Exercise prompt -
Check the listing below for lines that hold "start". How many are there? Please give only the number.

Dataset excerpt:
====

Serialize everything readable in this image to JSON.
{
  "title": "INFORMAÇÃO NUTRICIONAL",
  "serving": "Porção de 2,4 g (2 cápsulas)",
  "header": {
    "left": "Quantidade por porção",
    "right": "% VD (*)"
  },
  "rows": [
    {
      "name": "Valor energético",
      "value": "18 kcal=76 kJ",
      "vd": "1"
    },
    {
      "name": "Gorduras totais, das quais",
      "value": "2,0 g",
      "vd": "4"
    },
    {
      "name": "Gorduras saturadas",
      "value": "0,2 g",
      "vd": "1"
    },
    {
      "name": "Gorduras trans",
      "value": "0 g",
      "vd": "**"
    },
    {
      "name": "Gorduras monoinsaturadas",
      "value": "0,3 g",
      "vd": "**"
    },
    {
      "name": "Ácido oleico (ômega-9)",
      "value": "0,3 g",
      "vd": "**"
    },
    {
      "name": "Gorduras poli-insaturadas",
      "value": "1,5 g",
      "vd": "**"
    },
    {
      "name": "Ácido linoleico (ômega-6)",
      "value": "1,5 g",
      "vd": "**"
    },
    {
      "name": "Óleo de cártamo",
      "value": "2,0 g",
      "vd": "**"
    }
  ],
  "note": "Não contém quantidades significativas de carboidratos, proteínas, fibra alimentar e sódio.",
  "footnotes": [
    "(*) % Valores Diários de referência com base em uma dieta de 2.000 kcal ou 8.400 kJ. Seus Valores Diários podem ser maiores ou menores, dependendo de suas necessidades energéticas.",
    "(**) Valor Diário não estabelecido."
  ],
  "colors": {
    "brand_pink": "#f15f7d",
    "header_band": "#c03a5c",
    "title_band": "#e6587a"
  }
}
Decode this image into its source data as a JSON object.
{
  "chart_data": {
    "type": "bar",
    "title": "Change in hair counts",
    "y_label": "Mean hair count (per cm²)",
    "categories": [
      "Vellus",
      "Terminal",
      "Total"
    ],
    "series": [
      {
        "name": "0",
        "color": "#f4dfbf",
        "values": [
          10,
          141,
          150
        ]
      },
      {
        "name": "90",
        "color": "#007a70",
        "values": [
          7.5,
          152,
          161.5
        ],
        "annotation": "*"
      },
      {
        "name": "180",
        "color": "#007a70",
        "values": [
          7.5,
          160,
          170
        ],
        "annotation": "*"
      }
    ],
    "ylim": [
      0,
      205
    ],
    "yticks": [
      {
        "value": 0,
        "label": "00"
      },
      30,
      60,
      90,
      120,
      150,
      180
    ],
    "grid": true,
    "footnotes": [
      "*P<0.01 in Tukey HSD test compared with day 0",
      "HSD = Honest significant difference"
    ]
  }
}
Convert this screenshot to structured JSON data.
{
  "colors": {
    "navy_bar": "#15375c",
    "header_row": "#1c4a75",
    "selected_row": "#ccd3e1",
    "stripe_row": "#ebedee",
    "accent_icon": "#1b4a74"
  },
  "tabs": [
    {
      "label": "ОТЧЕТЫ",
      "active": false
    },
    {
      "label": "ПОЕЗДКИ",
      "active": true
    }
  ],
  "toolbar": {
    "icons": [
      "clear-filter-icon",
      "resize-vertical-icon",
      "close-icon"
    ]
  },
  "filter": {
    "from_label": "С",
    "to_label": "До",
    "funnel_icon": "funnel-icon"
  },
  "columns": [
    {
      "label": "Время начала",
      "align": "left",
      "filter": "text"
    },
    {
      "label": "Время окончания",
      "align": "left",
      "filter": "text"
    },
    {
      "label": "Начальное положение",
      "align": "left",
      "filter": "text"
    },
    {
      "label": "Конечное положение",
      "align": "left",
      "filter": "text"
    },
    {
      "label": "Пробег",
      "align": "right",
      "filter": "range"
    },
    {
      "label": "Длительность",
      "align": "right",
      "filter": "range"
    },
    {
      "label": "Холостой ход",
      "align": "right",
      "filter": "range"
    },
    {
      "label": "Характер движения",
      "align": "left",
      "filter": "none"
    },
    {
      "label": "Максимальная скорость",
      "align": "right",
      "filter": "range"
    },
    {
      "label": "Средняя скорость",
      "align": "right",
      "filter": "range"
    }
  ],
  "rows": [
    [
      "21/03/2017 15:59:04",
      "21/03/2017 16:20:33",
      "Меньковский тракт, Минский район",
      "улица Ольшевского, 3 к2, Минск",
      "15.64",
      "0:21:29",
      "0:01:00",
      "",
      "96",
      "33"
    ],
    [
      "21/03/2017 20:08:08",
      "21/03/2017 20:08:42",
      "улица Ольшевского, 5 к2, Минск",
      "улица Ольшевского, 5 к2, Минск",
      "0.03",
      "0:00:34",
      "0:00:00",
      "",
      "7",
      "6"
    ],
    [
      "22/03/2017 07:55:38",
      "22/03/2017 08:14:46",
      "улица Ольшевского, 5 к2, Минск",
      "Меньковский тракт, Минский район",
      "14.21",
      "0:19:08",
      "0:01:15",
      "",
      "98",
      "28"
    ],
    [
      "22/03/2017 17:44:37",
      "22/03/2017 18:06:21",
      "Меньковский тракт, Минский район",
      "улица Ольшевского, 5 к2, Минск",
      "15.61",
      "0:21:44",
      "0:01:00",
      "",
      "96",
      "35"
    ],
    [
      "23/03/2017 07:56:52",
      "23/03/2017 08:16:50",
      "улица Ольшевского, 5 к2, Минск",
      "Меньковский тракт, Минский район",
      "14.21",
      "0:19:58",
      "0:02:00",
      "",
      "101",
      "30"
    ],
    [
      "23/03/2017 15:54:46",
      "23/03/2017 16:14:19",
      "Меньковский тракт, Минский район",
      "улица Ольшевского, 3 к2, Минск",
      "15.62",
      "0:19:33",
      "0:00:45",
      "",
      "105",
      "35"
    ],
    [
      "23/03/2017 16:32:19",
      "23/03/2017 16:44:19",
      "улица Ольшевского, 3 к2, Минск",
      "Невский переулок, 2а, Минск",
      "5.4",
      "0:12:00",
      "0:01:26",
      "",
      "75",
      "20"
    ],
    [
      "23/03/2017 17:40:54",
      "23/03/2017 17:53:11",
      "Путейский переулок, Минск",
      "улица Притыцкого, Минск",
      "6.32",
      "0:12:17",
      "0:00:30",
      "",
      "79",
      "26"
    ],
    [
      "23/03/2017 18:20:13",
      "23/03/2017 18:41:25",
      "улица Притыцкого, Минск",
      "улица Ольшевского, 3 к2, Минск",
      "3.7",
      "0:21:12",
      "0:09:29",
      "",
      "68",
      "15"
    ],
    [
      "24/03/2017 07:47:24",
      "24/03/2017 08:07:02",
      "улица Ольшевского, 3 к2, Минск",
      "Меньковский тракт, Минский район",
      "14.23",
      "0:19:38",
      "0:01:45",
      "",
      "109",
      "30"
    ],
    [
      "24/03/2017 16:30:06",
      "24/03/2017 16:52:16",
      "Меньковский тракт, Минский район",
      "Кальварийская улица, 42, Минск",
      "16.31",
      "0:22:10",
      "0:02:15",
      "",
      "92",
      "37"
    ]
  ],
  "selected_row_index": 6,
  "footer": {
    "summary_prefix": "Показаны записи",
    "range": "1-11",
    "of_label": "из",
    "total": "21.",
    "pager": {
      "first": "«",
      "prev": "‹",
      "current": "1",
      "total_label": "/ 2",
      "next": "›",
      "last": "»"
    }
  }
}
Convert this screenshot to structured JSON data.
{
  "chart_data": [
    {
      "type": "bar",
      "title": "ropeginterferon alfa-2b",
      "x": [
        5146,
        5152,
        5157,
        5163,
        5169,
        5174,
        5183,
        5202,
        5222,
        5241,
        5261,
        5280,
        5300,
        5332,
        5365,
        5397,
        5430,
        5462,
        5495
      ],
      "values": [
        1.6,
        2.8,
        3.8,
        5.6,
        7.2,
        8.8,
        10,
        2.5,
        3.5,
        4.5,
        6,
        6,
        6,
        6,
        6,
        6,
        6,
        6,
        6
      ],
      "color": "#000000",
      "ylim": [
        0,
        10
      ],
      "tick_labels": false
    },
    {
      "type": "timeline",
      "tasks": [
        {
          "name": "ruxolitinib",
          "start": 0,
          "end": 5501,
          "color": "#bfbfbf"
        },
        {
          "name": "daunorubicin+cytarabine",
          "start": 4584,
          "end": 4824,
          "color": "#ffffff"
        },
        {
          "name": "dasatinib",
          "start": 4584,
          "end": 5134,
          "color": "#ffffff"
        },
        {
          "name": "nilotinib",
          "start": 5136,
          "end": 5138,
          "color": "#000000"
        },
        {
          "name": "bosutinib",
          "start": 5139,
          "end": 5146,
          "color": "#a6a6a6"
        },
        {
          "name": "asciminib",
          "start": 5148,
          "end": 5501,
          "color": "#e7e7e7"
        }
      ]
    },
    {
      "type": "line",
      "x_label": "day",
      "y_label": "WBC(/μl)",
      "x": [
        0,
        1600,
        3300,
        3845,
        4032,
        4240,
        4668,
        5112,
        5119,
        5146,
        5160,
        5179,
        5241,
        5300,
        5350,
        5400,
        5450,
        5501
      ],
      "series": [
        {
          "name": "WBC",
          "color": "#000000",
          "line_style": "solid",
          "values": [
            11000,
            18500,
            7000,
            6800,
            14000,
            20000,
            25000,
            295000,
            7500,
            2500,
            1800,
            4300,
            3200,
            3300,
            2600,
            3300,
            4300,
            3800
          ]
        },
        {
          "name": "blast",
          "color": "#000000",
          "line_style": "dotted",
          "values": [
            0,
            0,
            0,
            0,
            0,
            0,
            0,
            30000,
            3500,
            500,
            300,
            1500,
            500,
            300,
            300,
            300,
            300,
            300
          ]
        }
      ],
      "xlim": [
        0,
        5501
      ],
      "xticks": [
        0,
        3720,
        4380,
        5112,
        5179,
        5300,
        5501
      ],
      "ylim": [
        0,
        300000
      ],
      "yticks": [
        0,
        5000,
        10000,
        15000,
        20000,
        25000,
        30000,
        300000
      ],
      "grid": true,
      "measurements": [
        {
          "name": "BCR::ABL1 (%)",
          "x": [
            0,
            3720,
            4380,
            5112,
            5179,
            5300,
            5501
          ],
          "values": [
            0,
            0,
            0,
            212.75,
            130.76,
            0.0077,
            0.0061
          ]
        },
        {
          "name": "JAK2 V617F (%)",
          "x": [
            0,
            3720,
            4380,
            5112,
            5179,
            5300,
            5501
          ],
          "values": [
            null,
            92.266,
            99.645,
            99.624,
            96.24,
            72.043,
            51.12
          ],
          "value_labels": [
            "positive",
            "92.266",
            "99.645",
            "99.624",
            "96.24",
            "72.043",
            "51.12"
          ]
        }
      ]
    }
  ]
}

====

Output -
6